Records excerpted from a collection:

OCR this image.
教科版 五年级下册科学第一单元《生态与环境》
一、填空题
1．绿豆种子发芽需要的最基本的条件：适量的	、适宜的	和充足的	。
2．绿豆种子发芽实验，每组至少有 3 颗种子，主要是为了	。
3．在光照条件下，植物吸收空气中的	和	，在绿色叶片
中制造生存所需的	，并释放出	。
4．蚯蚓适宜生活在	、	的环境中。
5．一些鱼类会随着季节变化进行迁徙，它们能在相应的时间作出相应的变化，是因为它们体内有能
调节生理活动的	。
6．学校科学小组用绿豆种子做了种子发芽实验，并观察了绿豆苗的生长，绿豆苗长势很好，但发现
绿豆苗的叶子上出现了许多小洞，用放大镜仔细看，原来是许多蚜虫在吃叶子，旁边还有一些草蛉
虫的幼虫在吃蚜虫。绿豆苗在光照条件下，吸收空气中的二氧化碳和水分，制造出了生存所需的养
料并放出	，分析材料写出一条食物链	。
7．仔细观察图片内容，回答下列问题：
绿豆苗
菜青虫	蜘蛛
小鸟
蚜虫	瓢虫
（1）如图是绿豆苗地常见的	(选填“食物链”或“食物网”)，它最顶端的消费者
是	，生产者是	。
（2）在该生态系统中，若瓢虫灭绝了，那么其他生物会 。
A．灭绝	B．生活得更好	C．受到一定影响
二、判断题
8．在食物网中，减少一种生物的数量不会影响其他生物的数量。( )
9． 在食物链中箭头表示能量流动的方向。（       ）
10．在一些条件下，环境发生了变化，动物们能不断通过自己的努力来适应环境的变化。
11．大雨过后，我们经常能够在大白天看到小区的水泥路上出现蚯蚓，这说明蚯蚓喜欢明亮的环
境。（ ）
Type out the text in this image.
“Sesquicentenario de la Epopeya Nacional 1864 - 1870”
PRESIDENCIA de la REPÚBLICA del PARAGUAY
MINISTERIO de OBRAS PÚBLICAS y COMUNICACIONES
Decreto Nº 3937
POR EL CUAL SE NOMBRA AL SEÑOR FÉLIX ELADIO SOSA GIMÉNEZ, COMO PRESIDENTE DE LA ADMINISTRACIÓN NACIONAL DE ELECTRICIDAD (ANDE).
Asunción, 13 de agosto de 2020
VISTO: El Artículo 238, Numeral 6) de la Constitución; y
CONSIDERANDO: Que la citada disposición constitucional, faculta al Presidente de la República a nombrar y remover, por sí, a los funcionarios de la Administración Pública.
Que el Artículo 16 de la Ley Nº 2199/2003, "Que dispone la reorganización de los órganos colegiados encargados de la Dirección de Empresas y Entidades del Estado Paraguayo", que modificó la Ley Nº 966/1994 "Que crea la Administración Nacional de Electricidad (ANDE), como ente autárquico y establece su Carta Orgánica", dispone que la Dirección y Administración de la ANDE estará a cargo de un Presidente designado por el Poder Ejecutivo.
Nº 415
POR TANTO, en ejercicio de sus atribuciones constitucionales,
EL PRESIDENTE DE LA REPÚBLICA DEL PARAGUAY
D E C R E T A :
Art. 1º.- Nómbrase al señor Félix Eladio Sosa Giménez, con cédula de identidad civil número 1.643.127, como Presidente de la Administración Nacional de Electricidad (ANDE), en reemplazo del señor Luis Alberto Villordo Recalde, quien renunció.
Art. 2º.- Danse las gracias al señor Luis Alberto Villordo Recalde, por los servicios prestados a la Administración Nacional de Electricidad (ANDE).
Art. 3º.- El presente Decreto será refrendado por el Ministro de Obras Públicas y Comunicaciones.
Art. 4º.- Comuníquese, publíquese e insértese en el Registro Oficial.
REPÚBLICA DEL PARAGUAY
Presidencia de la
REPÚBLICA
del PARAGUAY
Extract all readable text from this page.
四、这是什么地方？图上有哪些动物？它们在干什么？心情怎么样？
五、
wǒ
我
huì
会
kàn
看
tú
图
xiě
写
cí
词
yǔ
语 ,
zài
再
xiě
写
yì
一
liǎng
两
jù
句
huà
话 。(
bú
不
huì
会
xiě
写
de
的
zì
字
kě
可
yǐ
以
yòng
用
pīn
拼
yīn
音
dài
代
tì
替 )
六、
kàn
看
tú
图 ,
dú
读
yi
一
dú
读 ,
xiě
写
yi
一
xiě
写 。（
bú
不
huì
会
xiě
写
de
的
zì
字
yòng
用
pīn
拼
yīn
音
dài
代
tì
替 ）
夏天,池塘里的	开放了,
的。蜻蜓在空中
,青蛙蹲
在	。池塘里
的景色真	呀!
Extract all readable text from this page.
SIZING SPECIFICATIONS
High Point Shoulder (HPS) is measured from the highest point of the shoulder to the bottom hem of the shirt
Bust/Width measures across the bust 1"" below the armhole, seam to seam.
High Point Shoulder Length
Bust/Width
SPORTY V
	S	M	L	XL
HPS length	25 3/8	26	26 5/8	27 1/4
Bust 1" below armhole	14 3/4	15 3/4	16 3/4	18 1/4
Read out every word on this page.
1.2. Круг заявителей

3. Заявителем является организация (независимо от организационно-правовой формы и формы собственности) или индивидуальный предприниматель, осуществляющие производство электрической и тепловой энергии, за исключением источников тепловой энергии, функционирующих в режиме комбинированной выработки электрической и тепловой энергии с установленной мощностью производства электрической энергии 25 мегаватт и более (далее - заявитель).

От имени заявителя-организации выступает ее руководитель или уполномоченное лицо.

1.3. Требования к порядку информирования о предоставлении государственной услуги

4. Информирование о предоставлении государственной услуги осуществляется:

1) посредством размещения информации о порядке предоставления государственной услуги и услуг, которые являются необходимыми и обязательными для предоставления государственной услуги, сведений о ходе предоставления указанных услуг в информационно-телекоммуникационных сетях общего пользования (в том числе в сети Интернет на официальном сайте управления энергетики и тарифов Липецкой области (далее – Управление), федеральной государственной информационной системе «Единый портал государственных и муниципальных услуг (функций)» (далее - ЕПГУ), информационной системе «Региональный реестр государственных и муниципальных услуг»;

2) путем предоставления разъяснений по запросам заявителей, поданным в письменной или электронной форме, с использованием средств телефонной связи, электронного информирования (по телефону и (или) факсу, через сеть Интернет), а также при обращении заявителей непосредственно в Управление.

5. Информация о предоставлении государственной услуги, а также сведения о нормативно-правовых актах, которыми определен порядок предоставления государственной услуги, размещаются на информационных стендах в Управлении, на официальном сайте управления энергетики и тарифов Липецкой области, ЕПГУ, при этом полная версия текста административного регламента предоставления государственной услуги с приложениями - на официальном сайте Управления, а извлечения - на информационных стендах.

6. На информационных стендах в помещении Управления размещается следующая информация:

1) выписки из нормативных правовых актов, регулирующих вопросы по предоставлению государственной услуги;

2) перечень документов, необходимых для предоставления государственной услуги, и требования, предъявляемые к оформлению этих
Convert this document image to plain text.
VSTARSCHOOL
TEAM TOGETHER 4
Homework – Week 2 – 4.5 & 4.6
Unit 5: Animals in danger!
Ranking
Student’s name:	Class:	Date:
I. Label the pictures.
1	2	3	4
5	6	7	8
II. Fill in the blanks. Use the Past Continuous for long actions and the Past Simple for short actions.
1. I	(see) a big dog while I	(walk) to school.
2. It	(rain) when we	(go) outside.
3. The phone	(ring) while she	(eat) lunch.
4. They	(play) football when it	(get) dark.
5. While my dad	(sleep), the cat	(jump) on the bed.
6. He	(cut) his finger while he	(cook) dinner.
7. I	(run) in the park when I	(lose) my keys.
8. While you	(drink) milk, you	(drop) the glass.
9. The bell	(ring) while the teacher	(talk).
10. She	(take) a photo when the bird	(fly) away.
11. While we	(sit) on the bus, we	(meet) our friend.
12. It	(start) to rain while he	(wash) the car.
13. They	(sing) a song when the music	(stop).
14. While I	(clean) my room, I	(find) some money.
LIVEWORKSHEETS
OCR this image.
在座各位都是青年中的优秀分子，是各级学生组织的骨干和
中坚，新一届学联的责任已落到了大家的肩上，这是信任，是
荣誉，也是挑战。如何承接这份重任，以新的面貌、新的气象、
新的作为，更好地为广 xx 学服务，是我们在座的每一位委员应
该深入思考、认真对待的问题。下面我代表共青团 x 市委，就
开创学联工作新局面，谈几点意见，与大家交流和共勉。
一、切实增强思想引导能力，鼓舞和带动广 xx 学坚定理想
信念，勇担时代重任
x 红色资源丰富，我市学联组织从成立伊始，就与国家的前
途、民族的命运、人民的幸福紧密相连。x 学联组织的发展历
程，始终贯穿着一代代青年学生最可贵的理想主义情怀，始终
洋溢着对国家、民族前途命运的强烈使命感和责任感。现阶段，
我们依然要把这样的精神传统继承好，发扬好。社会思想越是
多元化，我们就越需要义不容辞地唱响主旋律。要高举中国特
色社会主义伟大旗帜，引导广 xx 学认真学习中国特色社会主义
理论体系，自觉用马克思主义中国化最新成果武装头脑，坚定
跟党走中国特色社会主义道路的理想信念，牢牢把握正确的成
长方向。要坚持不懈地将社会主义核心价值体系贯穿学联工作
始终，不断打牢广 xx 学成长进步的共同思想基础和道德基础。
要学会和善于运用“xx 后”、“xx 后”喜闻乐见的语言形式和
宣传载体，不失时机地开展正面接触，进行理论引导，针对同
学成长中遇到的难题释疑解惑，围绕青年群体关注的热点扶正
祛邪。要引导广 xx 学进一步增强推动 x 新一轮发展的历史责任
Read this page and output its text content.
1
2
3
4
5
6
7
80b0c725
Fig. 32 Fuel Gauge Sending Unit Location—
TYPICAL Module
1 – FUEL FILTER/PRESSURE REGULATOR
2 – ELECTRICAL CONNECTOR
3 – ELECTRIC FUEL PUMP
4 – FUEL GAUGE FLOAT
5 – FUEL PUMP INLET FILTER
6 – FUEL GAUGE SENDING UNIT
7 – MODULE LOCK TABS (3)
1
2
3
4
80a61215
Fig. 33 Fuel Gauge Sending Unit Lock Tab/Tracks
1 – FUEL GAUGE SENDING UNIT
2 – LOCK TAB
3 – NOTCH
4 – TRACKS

▶ Prompt
Select every line above that contains the word "ring", and copy it.

▶ Final result
3. The phone	(ring) while she	(eat) lunch.
9. The bell	(ring) while the teacher	(talk).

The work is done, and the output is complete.